— SHORT EXERCISE —
Search the data for the word "dịch" and copy every line where it occurs.

— Data extracted from a collection —
----

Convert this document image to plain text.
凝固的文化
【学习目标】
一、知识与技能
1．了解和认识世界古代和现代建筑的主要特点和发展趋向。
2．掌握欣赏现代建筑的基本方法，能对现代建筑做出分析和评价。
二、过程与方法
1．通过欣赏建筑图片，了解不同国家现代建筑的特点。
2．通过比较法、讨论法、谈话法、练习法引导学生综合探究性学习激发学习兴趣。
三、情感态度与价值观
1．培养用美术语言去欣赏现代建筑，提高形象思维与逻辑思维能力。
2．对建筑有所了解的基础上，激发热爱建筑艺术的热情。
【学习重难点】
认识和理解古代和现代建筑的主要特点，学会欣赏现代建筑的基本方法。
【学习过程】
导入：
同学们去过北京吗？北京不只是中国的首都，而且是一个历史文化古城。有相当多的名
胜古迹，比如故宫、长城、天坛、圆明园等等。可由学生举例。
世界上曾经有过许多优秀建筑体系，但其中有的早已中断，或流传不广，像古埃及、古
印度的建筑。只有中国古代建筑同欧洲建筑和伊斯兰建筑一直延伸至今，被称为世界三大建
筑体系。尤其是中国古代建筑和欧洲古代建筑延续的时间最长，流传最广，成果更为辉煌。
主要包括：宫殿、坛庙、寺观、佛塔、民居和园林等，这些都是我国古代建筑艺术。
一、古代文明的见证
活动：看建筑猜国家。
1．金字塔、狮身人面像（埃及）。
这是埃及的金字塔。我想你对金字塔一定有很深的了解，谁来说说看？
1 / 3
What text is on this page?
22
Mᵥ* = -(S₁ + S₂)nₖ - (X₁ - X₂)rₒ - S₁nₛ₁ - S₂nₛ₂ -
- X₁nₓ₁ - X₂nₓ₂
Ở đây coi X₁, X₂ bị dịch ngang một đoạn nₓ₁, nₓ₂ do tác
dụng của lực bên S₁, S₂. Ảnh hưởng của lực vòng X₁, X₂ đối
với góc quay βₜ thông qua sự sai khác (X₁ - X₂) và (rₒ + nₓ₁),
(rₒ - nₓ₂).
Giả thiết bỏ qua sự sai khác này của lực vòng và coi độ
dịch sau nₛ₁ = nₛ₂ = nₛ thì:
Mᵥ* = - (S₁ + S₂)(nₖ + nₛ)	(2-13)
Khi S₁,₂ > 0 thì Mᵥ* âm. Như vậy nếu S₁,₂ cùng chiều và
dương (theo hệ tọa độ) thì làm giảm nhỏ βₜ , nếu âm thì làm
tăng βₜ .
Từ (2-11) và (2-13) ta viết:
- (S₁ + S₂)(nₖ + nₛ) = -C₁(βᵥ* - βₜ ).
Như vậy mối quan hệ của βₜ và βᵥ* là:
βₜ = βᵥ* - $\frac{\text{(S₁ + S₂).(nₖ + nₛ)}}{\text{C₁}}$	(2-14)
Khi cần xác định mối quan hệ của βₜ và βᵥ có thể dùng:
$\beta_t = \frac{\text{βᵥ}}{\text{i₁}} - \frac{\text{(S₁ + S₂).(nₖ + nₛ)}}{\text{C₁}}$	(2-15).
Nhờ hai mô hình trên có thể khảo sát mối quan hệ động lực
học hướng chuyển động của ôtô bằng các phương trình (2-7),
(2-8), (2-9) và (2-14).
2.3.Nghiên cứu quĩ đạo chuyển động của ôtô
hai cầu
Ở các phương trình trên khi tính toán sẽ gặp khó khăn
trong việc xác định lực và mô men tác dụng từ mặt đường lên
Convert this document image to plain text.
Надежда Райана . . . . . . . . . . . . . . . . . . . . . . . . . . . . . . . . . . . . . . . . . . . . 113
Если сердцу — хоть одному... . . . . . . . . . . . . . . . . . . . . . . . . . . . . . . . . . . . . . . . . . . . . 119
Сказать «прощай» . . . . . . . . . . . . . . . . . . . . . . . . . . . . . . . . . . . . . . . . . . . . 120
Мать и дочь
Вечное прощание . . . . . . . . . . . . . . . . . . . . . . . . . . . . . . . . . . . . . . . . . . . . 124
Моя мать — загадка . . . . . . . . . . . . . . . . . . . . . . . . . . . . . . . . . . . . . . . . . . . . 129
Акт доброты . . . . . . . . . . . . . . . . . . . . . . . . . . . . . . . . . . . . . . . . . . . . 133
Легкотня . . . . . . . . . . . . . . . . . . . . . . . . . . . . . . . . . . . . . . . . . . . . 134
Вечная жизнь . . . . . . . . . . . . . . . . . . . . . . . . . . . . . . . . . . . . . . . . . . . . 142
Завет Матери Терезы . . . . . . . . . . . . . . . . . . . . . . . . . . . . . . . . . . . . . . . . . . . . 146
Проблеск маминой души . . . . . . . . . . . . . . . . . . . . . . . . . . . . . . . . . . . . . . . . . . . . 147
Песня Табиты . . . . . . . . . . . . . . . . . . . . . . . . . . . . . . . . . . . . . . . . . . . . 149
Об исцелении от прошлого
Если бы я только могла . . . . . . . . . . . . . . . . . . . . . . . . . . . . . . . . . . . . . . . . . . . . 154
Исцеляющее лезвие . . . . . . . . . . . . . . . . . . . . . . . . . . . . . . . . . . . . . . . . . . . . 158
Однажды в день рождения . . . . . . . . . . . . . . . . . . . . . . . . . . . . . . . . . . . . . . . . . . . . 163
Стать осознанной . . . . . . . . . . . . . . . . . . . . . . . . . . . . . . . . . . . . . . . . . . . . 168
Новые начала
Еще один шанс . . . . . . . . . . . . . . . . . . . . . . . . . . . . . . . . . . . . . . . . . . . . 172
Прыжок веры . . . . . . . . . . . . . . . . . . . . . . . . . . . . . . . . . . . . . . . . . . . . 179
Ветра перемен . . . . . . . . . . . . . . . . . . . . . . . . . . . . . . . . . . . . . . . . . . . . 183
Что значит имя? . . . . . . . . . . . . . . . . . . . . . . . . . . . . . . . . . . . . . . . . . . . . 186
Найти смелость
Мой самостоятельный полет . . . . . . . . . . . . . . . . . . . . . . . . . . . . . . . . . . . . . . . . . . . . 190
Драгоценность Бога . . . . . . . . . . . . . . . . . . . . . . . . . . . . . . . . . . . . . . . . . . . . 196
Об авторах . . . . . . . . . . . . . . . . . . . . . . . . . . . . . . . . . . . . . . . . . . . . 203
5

----

— EXERCISE RESPONSE —
Ở đây coi X₁, X₂ bị dịch ngang một đoạn nₓ₁, nₓ₂ do tác
dịch sau nₛ₁ = nₛ₂ = nₛ thì:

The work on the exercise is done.